_Problem details_.
Below are the records; copy each line in them that holds the word "xlabel".

[Start of Records supplied]

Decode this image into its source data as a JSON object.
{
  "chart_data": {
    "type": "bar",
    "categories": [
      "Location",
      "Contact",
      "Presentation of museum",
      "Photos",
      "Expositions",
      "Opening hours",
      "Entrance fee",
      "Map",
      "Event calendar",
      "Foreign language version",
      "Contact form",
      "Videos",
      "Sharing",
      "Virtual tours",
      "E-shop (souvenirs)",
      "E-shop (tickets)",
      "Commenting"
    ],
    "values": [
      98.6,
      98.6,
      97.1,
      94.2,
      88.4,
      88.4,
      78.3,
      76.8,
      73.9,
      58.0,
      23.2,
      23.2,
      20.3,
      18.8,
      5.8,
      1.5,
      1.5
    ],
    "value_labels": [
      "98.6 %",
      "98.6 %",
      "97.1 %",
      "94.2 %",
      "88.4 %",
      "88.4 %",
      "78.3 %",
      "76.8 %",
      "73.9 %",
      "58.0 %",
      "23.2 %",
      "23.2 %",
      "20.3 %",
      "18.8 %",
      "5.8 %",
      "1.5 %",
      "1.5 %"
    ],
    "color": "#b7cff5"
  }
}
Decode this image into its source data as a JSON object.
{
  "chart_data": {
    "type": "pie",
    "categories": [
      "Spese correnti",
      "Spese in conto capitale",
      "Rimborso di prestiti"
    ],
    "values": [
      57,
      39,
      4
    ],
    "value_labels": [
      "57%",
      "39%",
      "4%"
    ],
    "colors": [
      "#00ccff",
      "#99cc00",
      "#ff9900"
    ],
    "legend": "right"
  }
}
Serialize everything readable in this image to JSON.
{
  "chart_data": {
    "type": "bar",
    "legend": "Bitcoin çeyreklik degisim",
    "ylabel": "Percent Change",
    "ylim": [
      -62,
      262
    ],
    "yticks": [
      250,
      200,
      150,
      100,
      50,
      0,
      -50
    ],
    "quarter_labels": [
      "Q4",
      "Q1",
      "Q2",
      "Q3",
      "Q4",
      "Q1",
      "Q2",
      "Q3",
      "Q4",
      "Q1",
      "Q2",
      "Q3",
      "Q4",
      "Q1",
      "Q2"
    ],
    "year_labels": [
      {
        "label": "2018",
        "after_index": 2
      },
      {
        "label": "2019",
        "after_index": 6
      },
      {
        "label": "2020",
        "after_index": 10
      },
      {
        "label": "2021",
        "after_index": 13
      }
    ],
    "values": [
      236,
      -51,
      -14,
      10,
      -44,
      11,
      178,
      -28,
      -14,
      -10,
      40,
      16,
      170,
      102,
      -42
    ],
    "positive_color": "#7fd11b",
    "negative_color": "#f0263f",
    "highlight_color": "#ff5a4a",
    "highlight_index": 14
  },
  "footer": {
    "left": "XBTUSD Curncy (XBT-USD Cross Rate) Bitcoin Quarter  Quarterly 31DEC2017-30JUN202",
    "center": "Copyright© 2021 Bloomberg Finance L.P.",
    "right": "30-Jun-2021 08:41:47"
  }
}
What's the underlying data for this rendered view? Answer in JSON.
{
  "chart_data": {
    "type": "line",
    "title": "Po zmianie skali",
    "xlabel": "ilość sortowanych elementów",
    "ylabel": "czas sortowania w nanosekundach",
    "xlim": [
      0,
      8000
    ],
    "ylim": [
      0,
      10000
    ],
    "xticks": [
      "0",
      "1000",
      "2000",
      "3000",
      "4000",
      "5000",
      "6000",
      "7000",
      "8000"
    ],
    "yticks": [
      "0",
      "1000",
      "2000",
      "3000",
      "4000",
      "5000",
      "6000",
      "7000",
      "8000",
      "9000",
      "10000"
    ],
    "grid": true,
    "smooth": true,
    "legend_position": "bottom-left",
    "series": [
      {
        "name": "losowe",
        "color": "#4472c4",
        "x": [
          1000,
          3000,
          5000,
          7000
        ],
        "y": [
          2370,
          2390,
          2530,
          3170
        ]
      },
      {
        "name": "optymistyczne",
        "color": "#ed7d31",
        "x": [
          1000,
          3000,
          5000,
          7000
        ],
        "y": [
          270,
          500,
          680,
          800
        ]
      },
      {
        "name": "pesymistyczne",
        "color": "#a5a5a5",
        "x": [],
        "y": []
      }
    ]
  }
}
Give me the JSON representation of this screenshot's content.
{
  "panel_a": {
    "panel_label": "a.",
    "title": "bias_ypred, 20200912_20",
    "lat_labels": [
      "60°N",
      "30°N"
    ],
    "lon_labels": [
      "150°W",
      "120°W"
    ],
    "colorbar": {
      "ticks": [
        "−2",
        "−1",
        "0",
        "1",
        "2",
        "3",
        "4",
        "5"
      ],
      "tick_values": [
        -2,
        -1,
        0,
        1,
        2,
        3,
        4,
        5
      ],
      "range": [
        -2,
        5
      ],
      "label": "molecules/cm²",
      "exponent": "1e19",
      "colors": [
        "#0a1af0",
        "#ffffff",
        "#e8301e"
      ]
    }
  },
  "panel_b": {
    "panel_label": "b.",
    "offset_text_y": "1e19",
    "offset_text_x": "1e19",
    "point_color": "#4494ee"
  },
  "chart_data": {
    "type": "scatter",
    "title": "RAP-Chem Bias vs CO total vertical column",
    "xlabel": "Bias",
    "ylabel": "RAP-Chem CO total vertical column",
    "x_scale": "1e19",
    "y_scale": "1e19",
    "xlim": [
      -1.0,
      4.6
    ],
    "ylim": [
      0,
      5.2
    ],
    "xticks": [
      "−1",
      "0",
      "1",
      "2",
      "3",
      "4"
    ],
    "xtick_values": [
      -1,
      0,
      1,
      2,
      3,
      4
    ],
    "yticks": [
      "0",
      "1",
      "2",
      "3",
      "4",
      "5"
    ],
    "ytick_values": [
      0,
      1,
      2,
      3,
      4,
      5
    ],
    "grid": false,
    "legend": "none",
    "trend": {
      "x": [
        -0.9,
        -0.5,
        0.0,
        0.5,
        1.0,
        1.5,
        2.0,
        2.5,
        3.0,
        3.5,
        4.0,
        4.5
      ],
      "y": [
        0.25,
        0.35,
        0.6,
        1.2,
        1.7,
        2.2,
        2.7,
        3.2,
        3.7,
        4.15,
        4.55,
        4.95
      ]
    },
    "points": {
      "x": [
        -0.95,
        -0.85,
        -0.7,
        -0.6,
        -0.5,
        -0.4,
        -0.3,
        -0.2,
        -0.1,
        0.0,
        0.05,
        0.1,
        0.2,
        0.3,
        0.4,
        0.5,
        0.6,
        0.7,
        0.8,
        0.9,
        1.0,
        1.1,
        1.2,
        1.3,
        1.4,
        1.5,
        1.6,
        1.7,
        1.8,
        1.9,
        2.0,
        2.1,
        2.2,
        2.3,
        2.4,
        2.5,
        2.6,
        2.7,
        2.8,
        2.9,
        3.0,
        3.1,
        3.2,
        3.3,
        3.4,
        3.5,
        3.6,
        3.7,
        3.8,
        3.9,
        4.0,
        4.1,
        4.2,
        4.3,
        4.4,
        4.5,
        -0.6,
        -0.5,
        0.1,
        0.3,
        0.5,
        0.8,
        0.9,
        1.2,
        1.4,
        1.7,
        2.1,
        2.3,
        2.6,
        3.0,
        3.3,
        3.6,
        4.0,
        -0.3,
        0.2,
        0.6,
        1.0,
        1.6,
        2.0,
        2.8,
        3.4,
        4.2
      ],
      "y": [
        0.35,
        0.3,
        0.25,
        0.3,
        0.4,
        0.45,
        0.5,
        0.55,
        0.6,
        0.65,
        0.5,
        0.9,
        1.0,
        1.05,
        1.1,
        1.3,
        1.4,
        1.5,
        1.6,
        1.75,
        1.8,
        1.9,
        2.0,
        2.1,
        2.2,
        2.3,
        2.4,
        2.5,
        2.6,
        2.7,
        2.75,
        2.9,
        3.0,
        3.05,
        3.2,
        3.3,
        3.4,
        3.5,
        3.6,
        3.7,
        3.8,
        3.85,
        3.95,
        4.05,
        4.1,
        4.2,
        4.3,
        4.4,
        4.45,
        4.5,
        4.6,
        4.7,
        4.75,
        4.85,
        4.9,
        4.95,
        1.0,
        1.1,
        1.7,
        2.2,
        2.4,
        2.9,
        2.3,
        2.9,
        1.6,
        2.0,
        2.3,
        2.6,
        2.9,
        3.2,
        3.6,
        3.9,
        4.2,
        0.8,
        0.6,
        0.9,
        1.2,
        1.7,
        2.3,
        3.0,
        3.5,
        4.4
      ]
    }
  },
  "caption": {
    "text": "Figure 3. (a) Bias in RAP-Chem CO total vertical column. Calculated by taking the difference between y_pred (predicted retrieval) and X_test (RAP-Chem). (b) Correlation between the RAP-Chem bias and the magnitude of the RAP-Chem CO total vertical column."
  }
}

[End of Records supplied]

_Reply_.
    "xlabel": "ilość sortowanych elementów",
    "xlabel": "Bias",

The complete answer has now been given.